## What you should do
Copy nothing but the text: reproduce each line of the listing exactly and leave the pictures out.

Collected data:

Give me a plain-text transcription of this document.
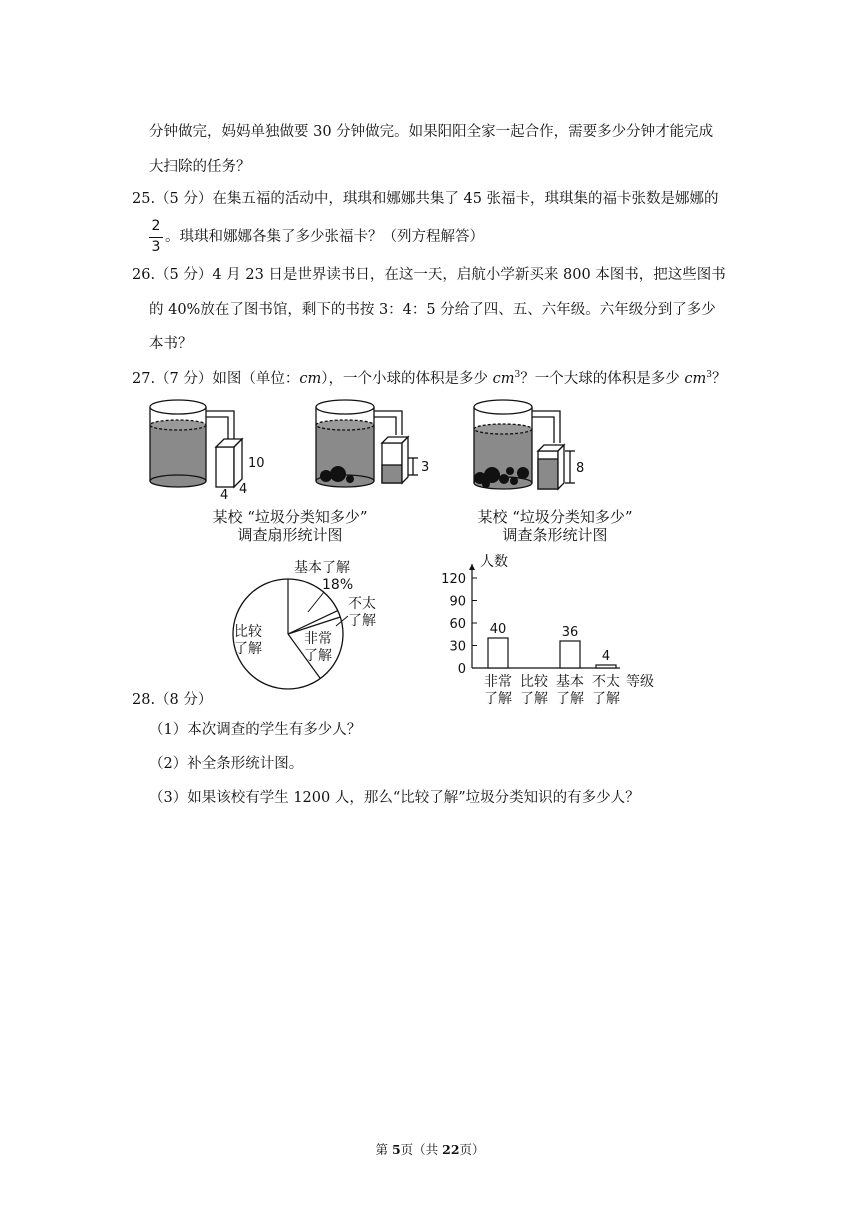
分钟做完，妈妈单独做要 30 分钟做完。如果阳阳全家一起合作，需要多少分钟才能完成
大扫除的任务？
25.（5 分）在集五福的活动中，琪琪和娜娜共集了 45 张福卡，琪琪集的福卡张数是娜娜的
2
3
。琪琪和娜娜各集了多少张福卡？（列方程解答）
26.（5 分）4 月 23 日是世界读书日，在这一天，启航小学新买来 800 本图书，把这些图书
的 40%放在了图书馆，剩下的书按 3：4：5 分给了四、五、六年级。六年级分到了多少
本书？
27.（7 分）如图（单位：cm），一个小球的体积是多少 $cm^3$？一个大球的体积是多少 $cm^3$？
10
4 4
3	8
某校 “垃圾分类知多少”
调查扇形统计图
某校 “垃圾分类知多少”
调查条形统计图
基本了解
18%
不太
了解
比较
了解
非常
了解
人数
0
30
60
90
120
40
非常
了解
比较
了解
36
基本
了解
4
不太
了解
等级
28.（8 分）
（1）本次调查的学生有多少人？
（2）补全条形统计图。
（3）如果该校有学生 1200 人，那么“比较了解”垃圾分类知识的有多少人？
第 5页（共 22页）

## Exercise response
Give me a plain-text transcription of this document.
分钟做完，妈妈单独做要 30 分钟做完。如果阳阳全家一起合作，需要多少分钟才能完成
大扫除的任务？
25.（5 分）在集五福的活动中，琪琪和娜娜共集了 45 张福卡，琪琪集的福卡张数是娜娜的
2
3
。琪琪和娜娜各集了多少张福卡？（列方程解答）
26.（5 分）4 月 23 日是世界读书日，在这一天，启航小学新买来 800 本图书，把这些图书
的 40%放在了图书馆，剩下的书按 3：4：5 分给了四、五、六年级。六年级分到了多少
本书？
27.（7 分）如图（单位：cm），一个小球的体积是多少 $cm^3$？一个大球的体积是多少 $cm^3$？
10
4 4
3	8
某校 “垃圾分类知多少”
调查扇形统计图
某校 “垃圾分类知多少”
调查条形统计图
基本了解
18%
不太
了解
比较
了解
非常
了解
人数
0
30
60
90
120
40
非常
了解
比较
了解
36
基本
了解
4
不太
了解
等级
28.（8 分）
（1）本次调查的学生有多少人？
（2）补全条形统计图。
（3）如果该校有学生 1200 人，那么“比较了解”垃圾分类知识的有多少人？
第 5页（共 22页）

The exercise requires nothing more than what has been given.